Trecho para leitura -
▽

Denúncias foram direcionadas a uma das maiores exportadoras de frutas do Brasil, a Agrícola Famosa. Segundo a lista das Maiores empresas do Agro Forbes, a receita da empresa foi de R$ 880 milhões em 2022, com principal mercado na Europa.

Vídeos mostrando drones sobrevoando a fazenda foram enviados anonimamente ao gabinete do deputado estadual Renato Roseno (Psol), principal autor da lei, e repassados à Polícia Ambiental do estado.

Quando policiais visitaram a fazenda em Limoeiro do Norte, em outubro de 2023, o coordenador técnico negou o uso de drones. A polícia não encontrou o equipamento. “Eles são facilmente desmontáveis, cabem na caçamba de uma picape, não são rastreados, é fácil esconder”, comenta o deputado.

Agrícola Famosa afirmou que “nenhuma irregularidade foi constatada no local e não houve lavratura de auto de infração”. Eles também declararam não usar drones no Ceará. Leia a manifestação na íntegra.

Outro vídeo flagrou um drone em operação à noite, supostamente borrifando agrotóxicos em uma plantação de bananas da Imperial Agroindústria, próxima a residências. A Polícia Ambiental ainda não respondeu às denúncias encaminhadas pelo gabinete do deputado. O espaço segue aberto.

△

Informações extraídas -
▽

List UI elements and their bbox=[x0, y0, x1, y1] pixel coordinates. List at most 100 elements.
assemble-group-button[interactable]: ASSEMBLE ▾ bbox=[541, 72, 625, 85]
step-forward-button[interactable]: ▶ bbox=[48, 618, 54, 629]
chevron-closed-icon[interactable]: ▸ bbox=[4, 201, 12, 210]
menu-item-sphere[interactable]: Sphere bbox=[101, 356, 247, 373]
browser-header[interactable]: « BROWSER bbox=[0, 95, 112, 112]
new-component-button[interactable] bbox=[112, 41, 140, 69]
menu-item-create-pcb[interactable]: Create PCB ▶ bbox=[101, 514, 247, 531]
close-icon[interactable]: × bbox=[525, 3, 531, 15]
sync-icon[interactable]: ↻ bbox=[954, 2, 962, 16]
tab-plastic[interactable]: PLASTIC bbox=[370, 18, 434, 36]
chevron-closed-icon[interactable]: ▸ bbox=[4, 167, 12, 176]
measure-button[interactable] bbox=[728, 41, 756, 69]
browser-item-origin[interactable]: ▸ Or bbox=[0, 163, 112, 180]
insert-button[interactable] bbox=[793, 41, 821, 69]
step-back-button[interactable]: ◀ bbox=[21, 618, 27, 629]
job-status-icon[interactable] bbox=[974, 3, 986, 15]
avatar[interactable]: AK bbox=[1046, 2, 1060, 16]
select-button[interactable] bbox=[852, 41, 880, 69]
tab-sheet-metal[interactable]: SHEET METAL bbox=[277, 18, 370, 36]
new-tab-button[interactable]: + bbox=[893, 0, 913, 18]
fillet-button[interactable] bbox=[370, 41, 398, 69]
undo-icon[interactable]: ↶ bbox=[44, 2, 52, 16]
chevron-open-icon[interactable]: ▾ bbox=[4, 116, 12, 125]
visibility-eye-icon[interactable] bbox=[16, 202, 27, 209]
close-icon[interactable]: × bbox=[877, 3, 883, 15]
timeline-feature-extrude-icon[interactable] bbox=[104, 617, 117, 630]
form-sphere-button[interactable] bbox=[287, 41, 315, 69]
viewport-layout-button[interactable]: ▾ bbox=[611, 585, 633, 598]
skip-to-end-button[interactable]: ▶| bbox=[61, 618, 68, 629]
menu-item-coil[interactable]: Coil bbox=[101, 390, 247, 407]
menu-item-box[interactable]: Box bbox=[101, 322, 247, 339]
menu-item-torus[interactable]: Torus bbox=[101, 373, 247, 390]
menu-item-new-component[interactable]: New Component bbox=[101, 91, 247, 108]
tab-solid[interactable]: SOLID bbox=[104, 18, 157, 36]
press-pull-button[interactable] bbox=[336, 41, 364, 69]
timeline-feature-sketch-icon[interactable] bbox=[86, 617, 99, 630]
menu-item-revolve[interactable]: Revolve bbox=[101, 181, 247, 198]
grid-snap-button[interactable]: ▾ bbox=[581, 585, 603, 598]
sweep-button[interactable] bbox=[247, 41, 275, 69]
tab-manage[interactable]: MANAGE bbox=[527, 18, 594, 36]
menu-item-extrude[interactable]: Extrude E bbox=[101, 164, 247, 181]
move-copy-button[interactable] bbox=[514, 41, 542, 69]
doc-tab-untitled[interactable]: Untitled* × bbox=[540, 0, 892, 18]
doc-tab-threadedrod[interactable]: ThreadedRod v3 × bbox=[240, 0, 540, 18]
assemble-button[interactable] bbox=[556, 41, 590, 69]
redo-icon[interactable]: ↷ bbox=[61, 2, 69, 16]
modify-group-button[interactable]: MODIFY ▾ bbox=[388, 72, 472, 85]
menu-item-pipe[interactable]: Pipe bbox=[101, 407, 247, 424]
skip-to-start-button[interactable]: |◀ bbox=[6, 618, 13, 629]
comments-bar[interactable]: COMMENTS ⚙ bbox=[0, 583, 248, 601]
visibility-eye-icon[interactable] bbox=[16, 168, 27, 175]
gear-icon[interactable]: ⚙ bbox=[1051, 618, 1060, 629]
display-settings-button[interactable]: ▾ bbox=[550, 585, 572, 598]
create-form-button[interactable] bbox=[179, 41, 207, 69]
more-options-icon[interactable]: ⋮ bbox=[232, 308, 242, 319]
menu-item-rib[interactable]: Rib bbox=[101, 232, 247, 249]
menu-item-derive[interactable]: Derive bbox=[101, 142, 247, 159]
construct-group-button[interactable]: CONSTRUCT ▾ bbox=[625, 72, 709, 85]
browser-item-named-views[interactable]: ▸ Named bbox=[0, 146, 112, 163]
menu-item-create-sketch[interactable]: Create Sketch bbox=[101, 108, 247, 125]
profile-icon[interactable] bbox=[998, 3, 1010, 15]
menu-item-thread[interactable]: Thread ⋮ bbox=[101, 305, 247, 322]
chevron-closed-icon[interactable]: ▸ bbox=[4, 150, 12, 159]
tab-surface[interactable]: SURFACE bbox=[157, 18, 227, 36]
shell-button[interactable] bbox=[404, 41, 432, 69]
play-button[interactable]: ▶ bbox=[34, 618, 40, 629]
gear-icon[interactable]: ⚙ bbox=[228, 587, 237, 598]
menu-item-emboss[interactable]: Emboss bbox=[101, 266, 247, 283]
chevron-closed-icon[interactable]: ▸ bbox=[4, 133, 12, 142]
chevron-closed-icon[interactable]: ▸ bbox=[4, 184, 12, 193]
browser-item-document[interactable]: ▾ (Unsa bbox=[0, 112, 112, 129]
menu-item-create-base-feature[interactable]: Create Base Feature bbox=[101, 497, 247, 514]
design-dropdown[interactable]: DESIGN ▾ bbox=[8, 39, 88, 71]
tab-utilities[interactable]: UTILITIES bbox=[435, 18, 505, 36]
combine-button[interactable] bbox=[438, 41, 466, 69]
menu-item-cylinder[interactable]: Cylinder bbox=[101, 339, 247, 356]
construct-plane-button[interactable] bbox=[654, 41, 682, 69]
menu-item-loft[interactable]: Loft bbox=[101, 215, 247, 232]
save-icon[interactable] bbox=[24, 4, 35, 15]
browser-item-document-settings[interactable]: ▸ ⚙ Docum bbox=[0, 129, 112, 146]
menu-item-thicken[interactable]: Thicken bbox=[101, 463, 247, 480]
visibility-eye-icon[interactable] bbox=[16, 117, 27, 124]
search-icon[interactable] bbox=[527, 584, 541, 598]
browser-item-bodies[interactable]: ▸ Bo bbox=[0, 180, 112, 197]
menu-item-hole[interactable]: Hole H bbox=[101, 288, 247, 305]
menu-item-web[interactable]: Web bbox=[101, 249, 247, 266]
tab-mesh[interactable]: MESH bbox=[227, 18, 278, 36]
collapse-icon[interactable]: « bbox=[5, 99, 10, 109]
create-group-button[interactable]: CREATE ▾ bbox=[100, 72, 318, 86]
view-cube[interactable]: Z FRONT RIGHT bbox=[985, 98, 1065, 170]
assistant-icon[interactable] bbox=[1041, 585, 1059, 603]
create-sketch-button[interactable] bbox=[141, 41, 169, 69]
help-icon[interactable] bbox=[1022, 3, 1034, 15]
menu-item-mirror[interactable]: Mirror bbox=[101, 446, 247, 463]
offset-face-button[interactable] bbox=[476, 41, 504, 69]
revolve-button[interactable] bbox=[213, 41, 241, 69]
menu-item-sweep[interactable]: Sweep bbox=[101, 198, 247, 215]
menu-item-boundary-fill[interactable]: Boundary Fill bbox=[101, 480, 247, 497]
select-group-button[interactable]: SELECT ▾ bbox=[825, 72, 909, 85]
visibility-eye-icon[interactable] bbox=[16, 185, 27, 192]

△

Lista de atividades -
• 1. Converta em lista o parágrafo do trecho que começa com “Quando policiais visitaram”, preservando seus fatos principais.
• 2. Duplique sem alterações o segmento do trecho que vai de “Denúncias foram direcionadas” a “mercado na Europa.”.
Para resolver as tarefas, baseie-se somente no trecho, sem recorrer às linhas.

Respostas por tarefa -
• 1.
- Policiais visitaram a fazenda em Limoeiro do Norte em outubro de 2023.
- O coordenador técnico negou o uso de drones.
- A polícia não encontrou o equipamento.
- Segundo o deputado, os drones são facilmente desmontáveis, cabem na caçamba de uma picape, não são rastreados e são fáceis de esconder.

• 2.
Denúncias foram direcionadas a uma das maiores exportadoras de frutas do Brasil, a Agrícola Famosa. Segundo a lista das Maiores empresas do Agro Forbes, a receita da empresa foi de R$ 880 milhões em 2022, com principal mercado na Europa.